#### [Stated exercise]
Write out all the entries word for word, but skip any images.

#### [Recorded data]
--- start ---

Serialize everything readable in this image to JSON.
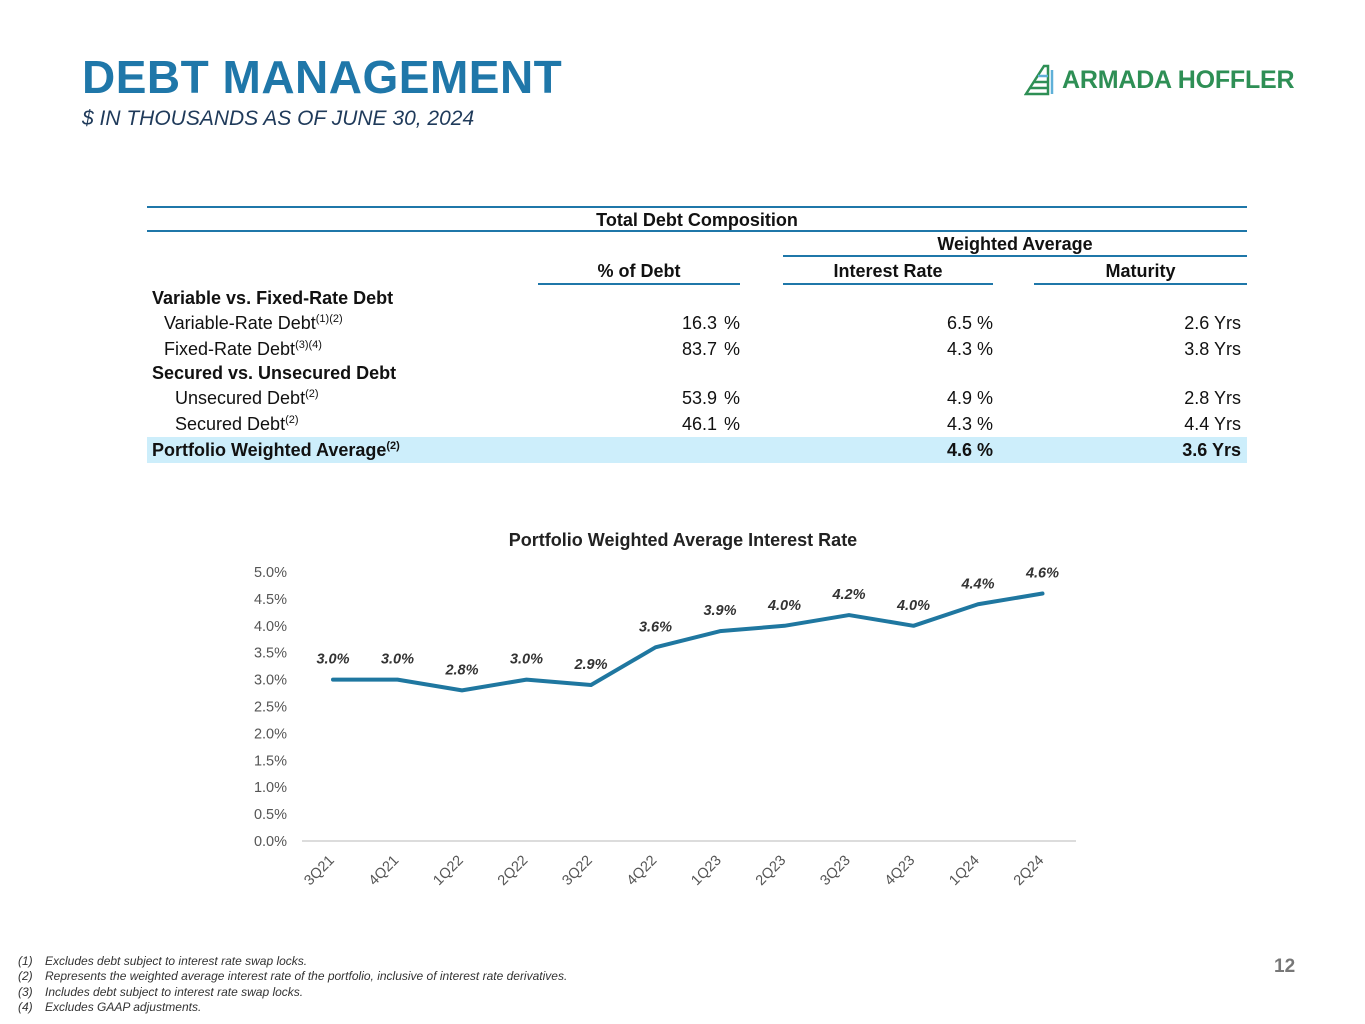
{
  "header": {
    "title": "DEBT MANAGEMENT",
    "subtitle": "$ IN THOUSANDS AS OF JUNE 30, 2024",
    "logo_text": "ARMADA HOFFLER"
  },
  "table": {
    "title": "Total Debt Composition",
    "group_header": "Weighted Average",
    "columns": [
      "% of Debt",
      "Interest Rate",
      "Maturity"
    ],
    "sections": [
      {
        "label": "Variable vs. Fixed-Rate Debt",
        "rows": [
          {
            "label": "Variable-Rate Debt",
            "sup": "(1)(2)",
            "pct": "16.3",
            "pct_unit": "%",
            "rate": "6.5",
            "rate_unit": "%",
            "maturity": "2.6 Yrs"
          },
          {
            "label": "Fixed-Rate Debt",
            "sup": "(3)(4)",
            "pct": "83.7",
            "pct_unit": "%",
            "rate": "4.3",
            "rate_unit": "%",
            "maturity": "3.8 Yrs"
          }
        ]
      },
      {
        "label": "Secured vs. Unsecured Debt",
        "rows": [
          {
            "label": "Unsecured Debt",
            "sup": "(2)",
            "pct": "53.9",
            "pct_unit": "%",
            "rate": "4.9",
            "rate_unit": "%",
            "maturity": "2.8 Yrs"
          },
          {
            "label": "Secured Debt",
            "sup": "(2)",
            "pct": "46.1",
            "pct_unit": "%",
            "rate": "4.3",
            "rate_unit": "%",
            "maturity": "4.4 Yrs"
          }
        ]
      }
    ],
    "total": {
      "label": "Portfolio Weighted Average",
      "sup": "(2)",
      "rate": "4.6",
      "rate_unit": "%",
      "maturity": "3.6 Yrs"
    }
  },
  "chart_data": {
    "type": "line",
    "title": "Portfolio Weighted Average Interest Rate",
    "categories": [
      "3Q21",
      "4Q21",
      "1Q22",
      "2Q22",
      "3Q22",
      "4Q22",
      "1Q23",
      "2Q23",
      "3Q23",
      "4Q23",
      "1Q24",
      "2Q24"
    ],
    "values": [
      3.0,
      3.0,
      2.8,
      3.0,
      2.9,
      3.6,
      3.9,
      4.0,
      4.2,
      4.0,
      4.4,
      4.6
    ],
    "data_labels": [
      "3.0%",
      "3.0%",
      "2.8%",
      "3.0%",
      "2.9%",
      "3.6%",
      "3.9%",
      "4.0%",
      "4.2%",
      "4.0%",
      "4.4%",
      "4.6%"
    ],
    "yticks": [
      "0.0%",
      "0.5%",
      "1.0%",
      "1.5%",
      "2.0%",
      "2.5%",
      "3.0%",
      "3.5%",
      "4.0%",
      "4.5%",
      "5.0%"
    ],
    "ylim": [
      0,
      5
    ],
    "line_color": "#1f77a0",
    "grid": false
  },
  "footnotes": [
    {
      "num": "(1)",
      "text": "Excludes debt subject to interest rate swap locks."
    },
    {
      "num": "(2)",
      "text": "Represents the weighted average interest rate of the portfolio, inclusive of interest rate derivatives."
    },
    {
      "num": "(3)",
      "text": "Includes debt subject to interest rate swap locks."
    },
    {
      "num": "(4)",
      "text": "Excludes GAAP adjustments."
    }
  ],
  "page_number": "12",
  "colors": {
    "title": "#1f77a9",
    "highlight": "#cdeefb",
    "logo": "#2e8f55"
  }
}
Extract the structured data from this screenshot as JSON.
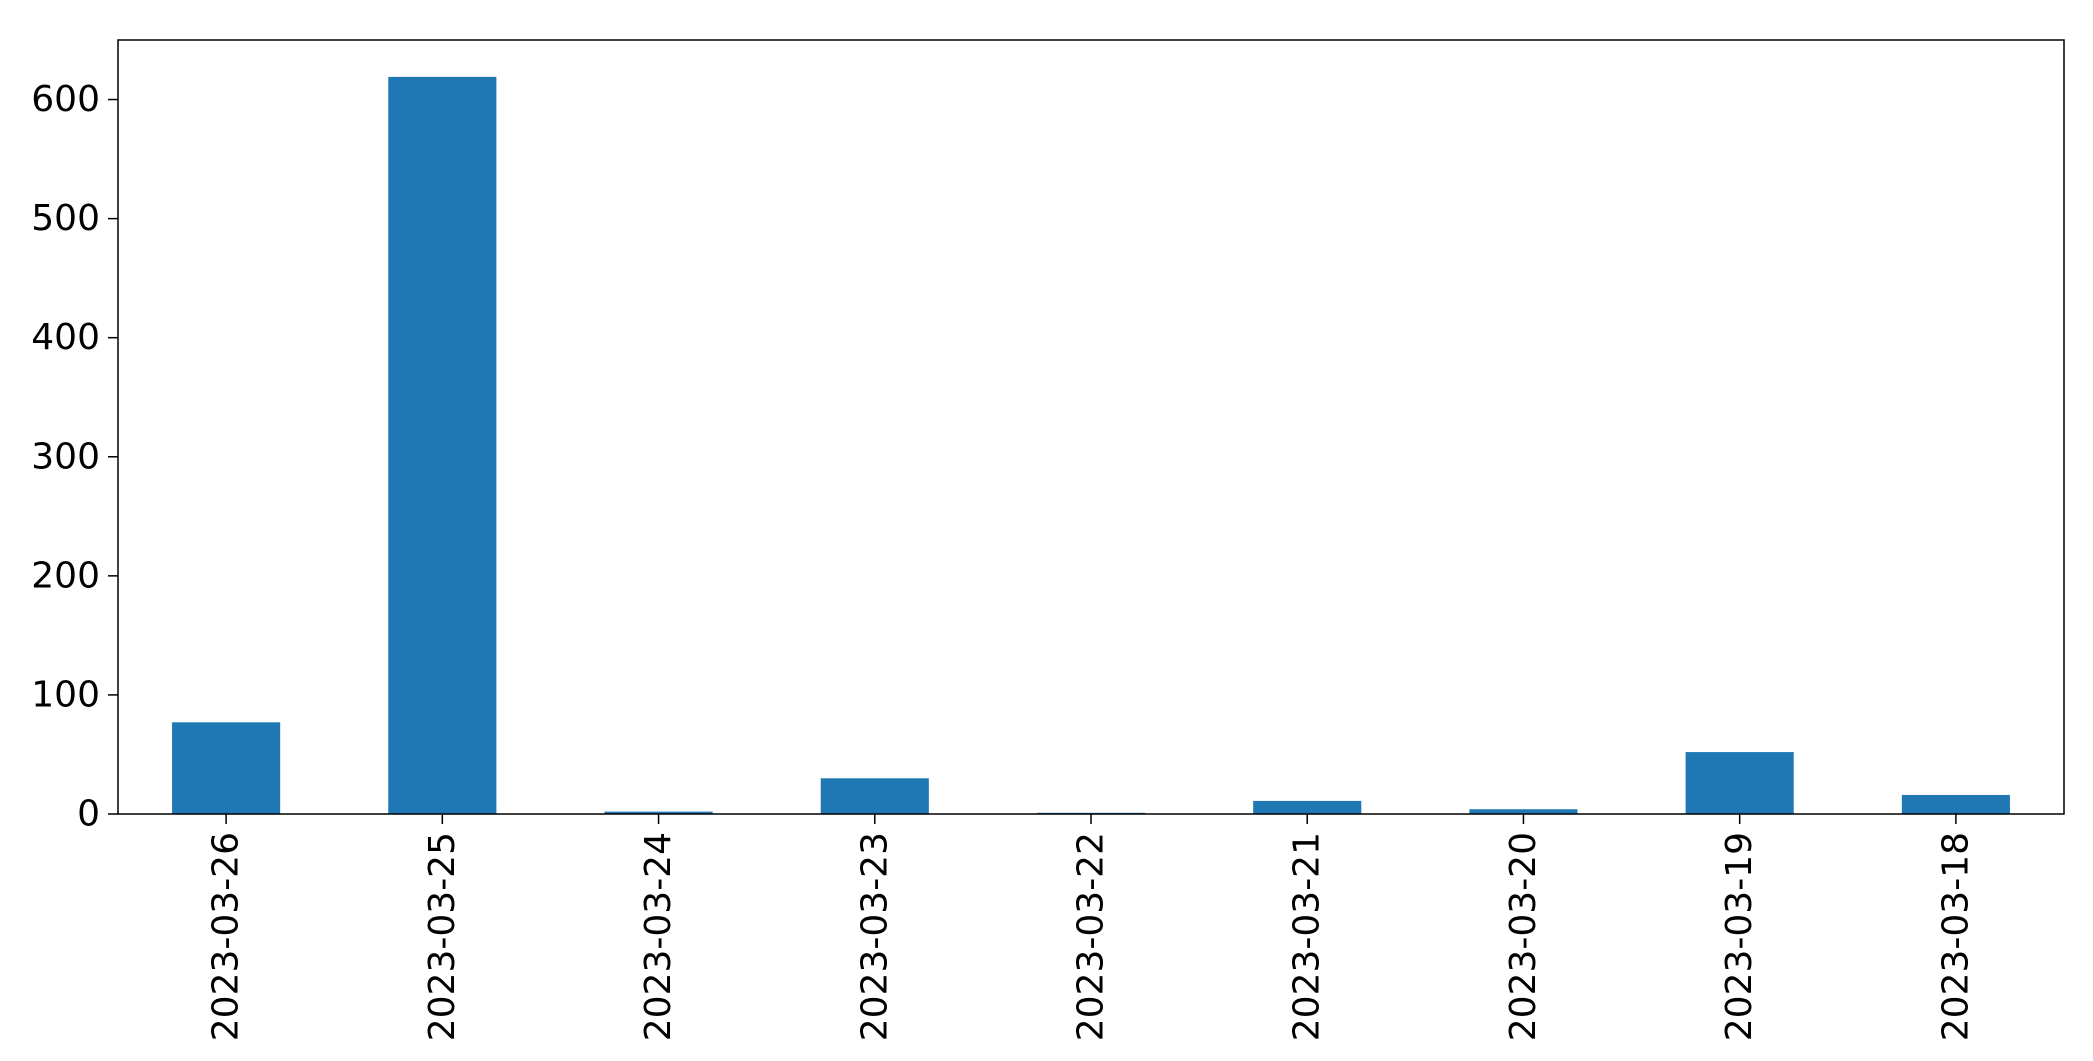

--- end ---

#### [Task output]
Serialize everything readable in this image to JSON.
{
  "header": {
    "title": "DEBT MANAGEMENT",
    "subtitle": "$ IN THOUSANDS AS OF JUNE 30, 2024",
    "logo_text": "ARMADA HOFFLER"
  },
  "table": {
    "title": "Total Debt Composition",
    "group_header": "Weighted Average",
    "columns": [
      "% of Debt",
      "Interest Rate",
      "Maturity"
    ],
    "sections": [
      {
        "label": "Variable vs. Fixed-Rate Debt",
        "rows": [
          {
            "label": "Variable-Rate Debt",
            "sup": "(1)(2)",
            "pct": "16.3",
            "pct_unit": "%",
            "rate": "6.5",
            "rate_unit": "%",
            "maturity": "2.6 Yrs"
          },
          {
            "label": "Fixed-Rate Debt",
            "sup": "(3)(4)",
            "pct": "83.7",
            "pct_unit": "%",
            "rate": "4.3",
            "rate_unit": "%",
            "maturity": "3.8 Yrs"
          }
        ]
      },
      {
        "label": "Secured vs. Unsecured Debt",
        "rows": [
          {
            "label": "Unsecured Debt",
            "sup": "(2)",
            "pct": "53.9",
            "pct_unit": "%",
            "rate": "4.9",
            "rate_unit": "%",
            "maturity": "2.8 Yrs"
          },
          {
            "label": "Secured Debt",
            "sup": "(2)",
            "pct": "46.1",
            "pct_unit": "%",
            "rate": "4.3",
            "rate_unit": "%",
            "maturity": "4.4 Yrs"
          }
        ]
      }
    ],
    "total": {
      "label": "Portfolio Weighted Average",
      "sup": "(2)",
      "rate": "4.6",
      "rate_unit": "%",
      "maturity": "3.6 Yrs"
    }
  },
  "chart_data": {
    "type": "line",
    "title": "Portfolio Weighted Average Interest Rate",
    "categories": [
      "3Q21",
      "4Q21",
      "1Q22",
      "2Q22",
      "3Q22",
      "4Q22",
      "1Q23",
      "2Q23",
      "3Q23",
      "4Q23",
      "1Q24",
      "2Q24"
    ],
    "values": [
      3.0,
      3.0,
      2.8,
      3.0,
      2.9,
      3.6,
      3.9,
      4.0,
      4.2,
      4.0,
      4.4,
      4.6
    ],
    "data_labels": [
      "3.0%",
      "3.0%",
      "2.8%",
      "3.0%",
      "2.9%",
      "3.6%",
      "3.9%",
      "4.0%",
      "4.2%",
      "4.0%",
      "4.4%",
      "4.6%"
    ],
    "yticks": [
      "0.0%",
      "0.5%",
      "1.0%",
      "1.5%",
      "2.0%",
      "2.5%",
      "3.0%",
      "3.5%",
      "4.0%",
      "4.5%",
      "5.0%"
    ],
    "ylim": [
      0,
      5
    ],
    "line_color": "#1f77a0",
    "grid": false
  },
  "footnotes": [
    {
      "num": "(1)",
      "text": "Excludes debt subject to interest rate swap locks."
    },
    {
      "num": "(2)",
      "text": "Represents the weighted average interest rate of the portfolio, inclusive of interest rate derivatives."
    },
    {
      "num": "(3)",
      "text": "Includes debt subject to interest rate swap locks."
    },
    {
      "num": "(4)",
      "text": "Excludes GAAP adjustments."
    }
  ],
  "page_number": "12",
  "colors": {
    "title": "#1f77a9",
    "highlight": "#cdeefb",
    "logo": "#2e8f55"
  }
}
Extract the structured data from this screenshot as JSON.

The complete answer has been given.